** START **

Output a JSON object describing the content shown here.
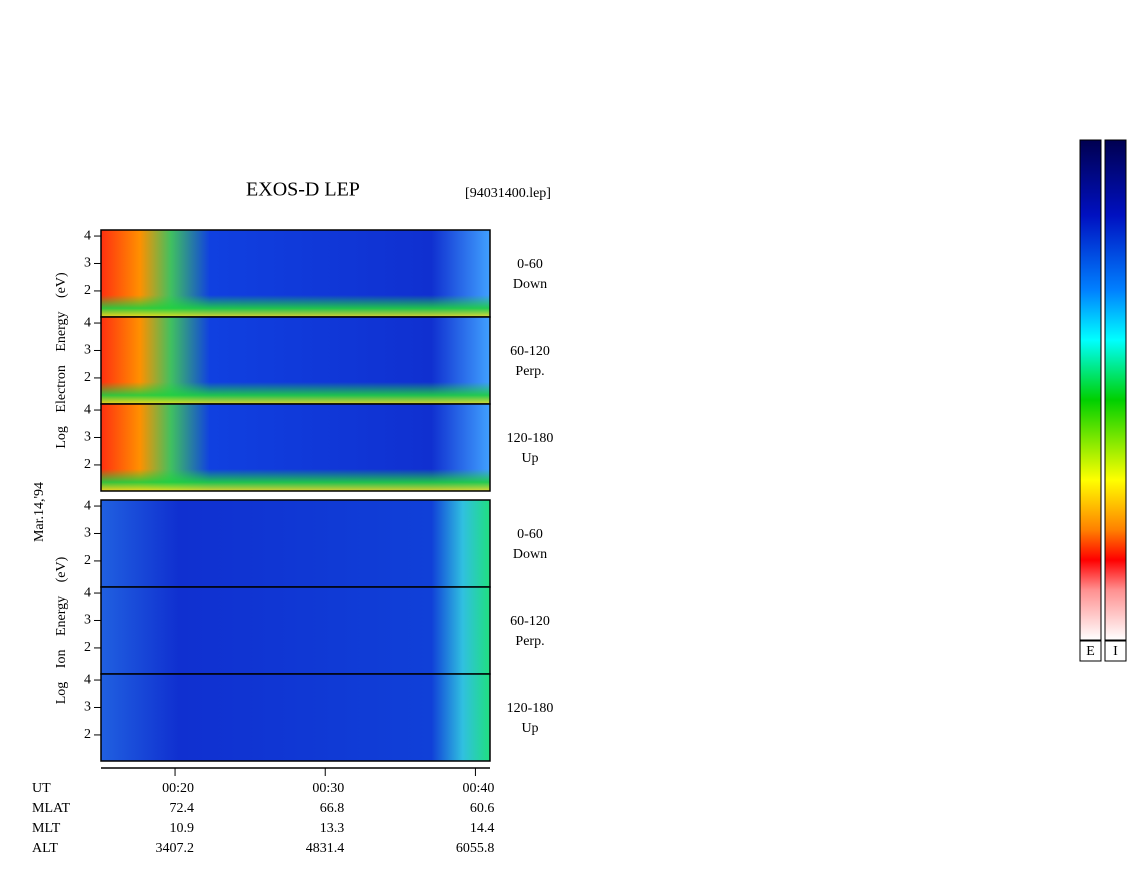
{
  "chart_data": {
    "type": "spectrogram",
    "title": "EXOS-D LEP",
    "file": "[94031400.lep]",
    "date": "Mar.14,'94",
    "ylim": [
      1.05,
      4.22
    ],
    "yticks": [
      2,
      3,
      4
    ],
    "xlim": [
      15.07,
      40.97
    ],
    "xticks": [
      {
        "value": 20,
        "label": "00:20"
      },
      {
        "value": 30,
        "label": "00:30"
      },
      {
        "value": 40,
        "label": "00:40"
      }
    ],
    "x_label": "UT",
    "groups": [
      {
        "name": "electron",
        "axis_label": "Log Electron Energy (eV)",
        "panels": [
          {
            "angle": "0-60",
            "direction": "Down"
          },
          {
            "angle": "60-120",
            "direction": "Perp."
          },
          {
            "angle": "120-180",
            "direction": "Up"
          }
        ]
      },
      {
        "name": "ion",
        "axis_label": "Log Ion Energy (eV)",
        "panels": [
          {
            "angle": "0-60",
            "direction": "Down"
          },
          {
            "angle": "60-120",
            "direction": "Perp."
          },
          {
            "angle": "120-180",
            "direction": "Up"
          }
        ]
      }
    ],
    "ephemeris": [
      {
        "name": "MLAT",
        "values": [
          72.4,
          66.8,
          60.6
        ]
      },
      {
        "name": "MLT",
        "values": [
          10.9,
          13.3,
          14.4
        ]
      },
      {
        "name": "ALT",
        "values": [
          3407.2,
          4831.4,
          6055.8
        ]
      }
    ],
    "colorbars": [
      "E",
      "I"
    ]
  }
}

** END **

* [Exercise prompt] Transcribe all the data word for word; the images stay out.

* [Solved exercise]
Output a JSON object describing the content shown here.
{
  "chart_data": {
    "type": "spectrogram",
    "title": "EXOS-D LEP",
    "file": "[94031400.lep]",
    "date": "Mar.14,'94",
    "ylim": [
      1.05,
      4.22
    ],
    "yticks": [
      2,
      3,
      4
    ],
    "xlim": [
      15.07,
      40.97
    ],
    "xticks": [
      {
        "value": 20,
        "label": "00:20"
      },
      {
        "value": 30,
        "label": "00:30"
      },
      {
        "value": 40,
        "label": "00:40"
      }
    ],
    "x_label": "UT",
    "groups": [
      {
        "name": "electron",
        "axis_label": "Log Electron Energy (eV)",
        "panels": [
          {
            "angle": "0-60",
            "direction": "Down"
          },
          {
            "angle": "60-120",
            "direction": "Perp."
          },
          {
            "angle": "120-180",
            "direction": "Up"
          }
        ]
      },
      {
        "name": "ion",
        "axis_label": "Log Ion Energy (eV)",
        "panels": [
          {
            "angle": "0-60",
            "direction": "Down"
          },
          {
            "angle": "60-120",
            "direction": "Perp."
          },
          {
            "angle": "120-180",
            "direction": "Up"
          }
        ]
      }
    ],
    "ephemeris": [
      {
        "name": "MLAT",
        "values": [
          72.4,
          66.8,
          60.6
        ]
      },
      {
        "name": "MLT",
        "values": [
          10.9,
          13.3,
          14.4
        ]
      },
      {
        "name": "ALT",
        "values": [
          3407.2,
          4831.4,
          6055.8
        ]
      }
    ],
    "colorbars": [
      "E",
      "I"
    ]
  }
}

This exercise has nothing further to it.